OBJECTIVE
Copy out each line that has "무기체계는" in it.

DATA FOR THIS EXERCISE

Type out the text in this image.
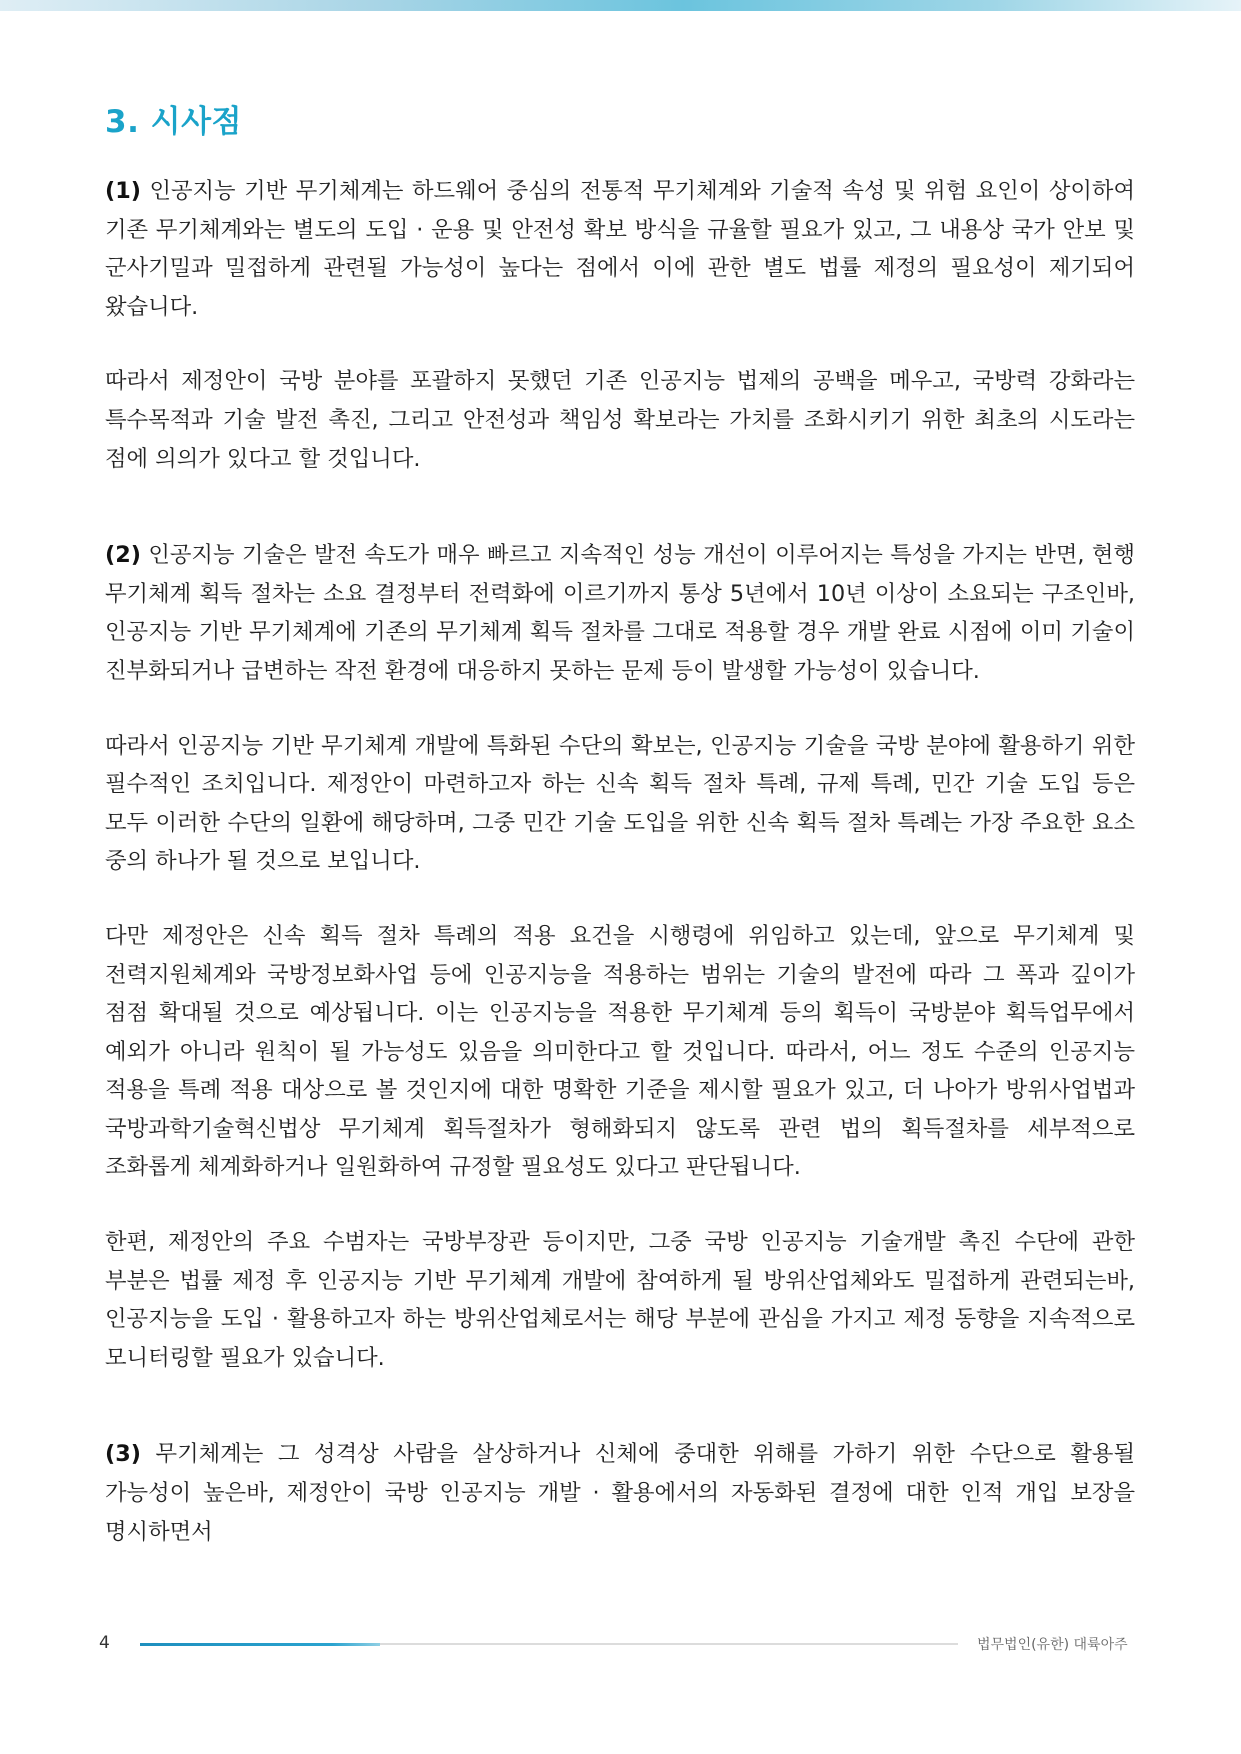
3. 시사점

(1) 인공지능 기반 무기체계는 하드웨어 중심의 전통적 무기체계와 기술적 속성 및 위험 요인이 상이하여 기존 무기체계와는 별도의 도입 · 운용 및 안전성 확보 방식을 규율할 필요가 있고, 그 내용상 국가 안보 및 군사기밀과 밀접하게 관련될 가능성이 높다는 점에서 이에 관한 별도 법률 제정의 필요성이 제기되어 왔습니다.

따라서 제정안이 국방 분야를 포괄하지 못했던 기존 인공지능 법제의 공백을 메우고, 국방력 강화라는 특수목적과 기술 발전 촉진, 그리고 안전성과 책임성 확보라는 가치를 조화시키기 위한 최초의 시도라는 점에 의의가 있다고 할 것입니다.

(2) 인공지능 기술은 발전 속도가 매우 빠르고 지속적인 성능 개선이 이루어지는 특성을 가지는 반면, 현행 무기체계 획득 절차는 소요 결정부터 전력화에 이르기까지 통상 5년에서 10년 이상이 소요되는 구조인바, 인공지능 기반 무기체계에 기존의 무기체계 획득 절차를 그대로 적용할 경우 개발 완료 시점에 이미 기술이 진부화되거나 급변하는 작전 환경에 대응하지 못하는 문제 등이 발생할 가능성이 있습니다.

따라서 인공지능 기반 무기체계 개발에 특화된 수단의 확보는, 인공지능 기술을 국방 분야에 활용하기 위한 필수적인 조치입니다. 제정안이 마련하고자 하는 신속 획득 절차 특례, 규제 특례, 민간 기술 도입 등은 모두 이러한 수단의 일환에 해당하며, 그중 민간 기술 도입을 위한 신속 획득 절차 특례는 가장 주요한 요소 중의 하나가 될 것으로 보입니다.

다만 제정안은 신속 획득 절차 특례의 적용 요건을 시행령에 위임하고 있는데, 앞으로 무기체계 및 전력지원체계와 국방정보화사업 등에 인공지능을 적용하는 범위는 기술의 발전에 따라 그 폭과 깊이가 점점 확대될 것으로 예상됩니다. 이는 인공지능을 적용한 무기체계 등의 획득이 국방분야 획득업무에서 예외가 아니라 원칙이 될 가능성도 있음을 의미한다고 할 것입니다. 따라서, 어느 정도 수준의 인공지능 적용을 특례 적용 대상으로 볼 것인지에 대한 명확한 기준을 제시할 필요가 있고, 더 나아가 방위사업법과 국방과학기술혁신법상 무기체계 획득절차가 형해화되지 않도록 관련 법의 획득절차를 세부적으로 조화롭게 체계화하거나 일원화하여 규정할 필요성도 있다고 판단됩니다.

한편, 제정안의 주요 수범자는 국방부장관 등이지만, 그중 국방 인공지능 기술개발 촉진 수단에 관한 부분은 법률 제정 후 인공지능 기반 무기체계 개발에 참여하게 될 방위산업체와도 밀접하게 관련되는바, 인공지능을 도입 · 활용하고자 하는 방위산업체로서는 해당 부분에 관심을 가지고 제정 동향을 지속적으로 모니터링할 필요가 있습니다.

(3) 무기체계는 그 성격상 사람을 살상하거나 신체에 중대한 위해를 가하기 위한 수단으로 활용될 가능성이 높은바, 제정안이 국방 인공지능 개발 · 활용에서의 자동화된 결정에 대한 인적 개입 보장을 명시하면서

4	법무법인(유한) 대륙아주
* * *
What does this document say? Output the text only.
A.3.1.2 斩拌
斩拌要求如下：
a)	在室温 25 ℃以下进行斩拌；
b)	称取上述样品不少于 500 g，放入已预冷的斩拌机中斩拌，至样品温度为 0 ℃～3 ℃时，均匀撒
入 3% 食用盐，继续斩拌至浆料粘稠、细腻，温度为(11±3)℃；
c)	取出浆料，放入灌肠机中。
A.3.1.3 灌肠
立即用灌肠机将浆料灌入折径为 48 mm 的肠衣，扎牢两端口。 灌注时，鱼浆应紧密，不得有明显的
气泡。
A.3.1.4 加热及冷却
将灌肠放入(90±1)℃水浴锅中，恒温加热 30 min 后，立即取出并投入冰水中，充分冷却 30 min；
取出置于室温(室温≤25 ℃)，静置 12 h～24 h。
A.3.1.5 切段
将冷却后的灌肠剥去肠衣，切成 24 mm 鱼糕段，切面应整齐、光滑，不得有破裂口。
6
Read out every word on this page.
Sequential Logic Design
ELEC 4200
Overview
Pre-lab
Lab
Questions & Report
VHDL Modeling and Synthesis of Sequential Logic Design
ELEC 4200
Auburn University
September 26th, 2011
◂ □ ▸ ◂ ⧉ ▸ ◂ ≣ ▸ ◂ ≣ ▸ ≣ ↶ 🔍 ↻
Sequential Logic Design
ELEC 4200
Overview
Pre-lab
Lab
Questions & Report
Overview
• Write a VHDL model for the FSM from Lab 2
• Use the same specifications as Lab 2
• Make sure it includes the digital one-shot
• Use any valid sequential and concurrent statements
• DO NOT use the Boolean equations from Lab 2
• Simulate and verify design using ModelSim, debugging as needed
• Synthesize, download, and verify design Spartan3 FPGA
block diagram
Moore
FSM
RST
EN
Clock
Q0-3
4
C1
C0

FINAL RESULT
(1) 인공지능 기반 무기체계는 하드웨어 중심의 전통적 무기체계와 기술적 속성 및 위험 요인이 상이하여 기존 무기체계와는 별도의 도입 · 운용 및 안전성 확보 방식을 규율할 필요가 있고, 그 내용상 국가 안보 및 군사기밀과 밀접하게 관련될 가능성이 높다는 점에서 이에 관한 별도 법률 제정의 필요성이 제기되어 왔습니다.
(3) 무기체계는 그 성격상 사람을 살상하거나 신체에 중대한 위해를 가하기 위한 수단으로 활용될 가능성이 높은바, 제정안이 국방 인공지능 개발 · 활용에서의 자동화된 결정에 대한 인적 개입 보장을 명시하면서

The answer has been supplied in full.